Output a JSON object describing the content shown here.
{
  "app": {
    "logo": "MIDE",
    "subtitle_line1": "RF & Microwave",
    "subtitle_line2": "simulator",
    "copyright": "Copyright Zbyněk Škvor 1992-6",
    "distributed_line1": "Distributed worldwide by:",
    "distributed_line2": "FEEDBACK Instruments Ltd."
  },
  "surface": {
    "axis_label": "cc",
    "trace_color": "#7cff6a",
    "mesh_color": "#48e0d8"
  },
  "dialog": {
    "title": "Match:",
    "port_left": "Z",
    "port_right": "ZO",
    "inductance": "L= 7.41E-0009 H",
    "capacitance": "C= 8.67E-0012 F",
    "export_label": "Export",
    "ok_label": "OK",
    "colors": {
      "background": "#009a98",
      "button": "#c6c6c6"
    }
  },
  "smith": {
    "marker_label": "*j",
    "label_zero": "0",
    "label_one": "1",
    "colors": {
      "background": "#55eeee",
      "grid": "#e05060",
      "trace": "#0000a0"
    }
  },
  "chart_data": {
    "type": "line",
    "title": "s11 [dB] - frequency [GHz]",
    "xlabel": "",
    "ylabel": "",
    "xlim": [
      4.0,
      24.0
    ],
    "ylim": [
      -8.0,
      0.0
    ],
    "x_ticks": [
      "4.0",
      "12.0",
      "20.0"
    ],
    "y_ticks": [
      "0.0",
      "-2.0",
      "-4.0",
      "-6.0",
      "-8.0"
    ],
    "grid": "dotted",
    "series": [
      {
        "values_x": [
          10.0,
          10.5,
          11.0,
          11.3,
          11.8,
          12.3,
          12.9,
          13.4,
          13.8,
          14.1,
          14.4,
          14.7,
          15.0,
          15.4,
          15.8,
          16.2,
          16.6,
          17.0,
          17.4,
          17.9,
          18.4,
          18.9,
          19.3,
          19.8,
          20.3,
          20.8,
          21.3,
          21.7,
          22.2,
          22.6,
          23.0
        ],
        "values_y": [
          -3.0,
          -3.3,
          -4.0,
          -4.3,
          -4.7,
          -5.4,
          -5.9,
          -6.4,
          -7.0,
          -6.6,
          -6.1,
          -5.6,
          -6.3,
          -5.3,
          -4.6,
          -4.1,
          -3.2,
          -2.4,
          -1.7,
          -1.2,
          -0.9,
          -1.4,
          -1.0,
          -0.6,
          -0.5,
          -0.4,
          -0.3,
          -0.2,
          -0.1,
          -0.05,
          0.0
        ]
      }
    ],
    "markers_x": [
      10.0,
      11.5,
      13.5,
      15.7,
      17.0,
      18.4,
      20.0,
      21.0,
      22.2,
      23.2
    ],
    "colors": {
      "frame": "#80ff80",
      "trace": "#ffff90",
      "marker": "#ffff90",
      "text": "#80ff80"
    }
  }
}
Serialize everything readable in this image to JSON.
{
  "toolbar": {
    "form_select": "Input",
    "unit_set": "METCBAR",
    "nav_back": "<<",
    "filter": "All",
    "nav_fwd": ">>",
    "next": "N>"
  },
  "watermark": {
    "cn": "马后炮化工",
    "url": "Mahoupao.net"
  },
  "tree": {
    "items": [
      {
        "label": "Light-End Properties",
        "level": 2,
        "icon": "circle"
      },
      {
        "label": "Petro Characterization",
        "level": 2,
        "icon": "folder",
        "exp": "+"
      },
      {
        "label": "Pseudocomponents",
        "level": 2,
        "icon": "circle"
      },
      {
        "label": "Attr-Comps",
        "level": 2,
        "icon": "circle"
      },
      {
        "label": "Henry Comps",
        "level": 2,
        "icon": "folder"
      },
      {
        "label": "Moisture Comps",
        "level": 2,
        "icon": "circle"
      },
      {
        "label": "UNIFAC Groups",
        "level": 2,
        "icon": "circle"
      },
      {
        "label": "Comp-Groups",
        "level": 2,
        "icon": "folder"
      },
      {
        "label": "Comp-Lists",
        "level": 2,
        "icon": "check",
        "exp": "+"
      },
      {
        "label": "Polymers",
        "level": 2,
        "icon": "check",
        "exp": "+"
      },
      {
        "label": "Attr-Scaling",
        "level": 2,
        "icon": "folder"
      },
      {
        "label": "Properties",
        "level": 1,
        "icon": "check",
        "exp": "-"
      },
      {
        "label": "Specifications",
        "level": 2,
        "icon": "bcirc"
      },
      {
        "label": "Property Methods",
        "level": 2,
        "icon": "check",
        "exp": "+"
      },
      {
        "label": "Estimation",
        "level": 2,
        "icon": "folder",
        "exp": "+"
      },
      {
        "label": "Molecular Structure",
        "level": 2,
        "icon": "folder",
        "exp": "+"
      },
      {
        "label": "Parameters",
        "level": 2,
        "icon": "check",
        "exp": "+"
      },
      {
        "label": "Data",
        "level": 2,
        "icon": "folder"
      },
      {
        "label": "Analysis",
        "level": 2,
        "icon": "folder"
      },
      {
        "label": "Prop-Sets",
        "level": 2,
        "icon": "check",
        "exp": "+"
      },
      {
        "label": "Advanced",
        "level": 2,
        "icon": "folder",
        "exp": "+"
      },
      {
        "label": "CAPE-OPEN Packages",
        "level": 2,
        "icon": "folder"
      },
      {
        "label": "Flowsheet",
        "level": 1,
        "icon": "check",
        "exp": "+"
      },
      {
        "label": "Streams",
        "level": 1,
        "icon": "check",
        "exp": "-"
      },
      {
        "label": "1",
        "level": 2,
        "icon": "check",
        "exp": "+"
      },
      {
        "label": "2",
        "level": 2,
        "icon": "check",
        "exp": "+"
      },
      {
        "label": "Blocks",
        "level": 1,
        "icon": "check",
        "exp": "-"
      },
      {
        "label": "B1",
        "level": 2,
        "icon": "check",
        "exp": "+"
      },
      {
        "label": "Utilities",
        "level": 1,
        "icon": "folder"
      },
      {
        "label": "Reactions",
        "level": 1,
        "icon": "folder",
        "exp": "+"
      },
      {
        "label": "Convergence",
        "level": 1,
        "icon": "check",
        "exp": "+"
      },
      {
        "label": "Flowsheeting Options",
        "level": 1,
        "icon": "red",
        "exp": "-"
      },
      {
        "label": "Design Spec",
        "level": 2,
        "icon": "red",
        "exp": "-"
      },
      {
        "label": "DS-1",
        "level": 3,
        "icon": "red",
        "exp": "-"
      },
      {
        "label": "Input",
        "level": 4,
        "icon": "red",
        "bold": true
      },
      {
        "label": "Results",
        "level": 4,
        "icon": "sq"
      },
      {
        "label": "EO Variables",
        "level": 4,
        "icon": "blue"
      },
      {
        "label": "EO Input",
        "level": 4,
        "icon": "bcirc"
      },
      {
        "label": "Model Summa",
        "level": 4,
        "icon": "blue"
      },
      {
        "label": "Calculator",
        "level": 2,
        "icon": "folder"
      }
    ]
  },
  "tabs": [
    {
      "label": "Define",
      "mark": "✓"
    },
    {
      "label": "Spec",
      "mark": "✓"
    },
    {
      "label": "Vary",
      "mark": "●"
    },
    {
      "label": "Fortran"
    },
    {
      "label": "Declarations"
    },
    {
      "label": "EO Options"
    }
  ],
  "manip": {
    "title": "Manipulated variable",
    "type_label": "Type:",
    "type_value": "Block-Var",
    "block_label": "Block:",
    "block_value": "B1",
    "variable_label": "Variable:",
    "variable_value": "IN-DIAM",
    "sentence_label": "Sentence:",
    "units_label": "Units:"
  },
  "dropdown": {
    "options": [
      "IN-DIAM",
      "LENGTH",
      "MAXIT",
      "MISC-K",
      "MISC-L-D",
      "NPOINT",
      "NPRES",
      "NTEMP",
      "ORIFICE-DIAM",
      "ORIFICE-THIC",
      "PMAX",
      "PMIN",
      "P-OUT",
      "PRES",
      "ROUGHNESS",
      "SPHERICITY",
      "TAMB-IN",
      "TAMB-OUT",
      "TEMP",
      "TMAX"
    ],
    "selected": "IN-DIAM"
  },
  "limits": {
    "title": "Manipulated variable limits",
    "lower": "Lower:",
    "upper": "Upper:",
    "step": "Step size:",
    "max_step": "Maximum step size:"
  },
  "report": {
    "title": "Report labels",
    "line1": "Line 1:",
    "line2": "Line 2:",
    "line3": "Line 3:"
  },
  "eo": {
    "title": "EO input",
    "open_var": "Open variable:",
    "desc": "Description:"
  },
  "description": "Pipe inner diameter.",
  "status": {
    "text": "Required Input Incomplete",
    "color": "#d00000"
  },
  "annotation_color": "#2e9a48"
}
....
Problem to solve: Search the data for "size". Copy every line that has it.

Solution below:
    "step": "Step size:",
    "max_step": "Maximum step size:"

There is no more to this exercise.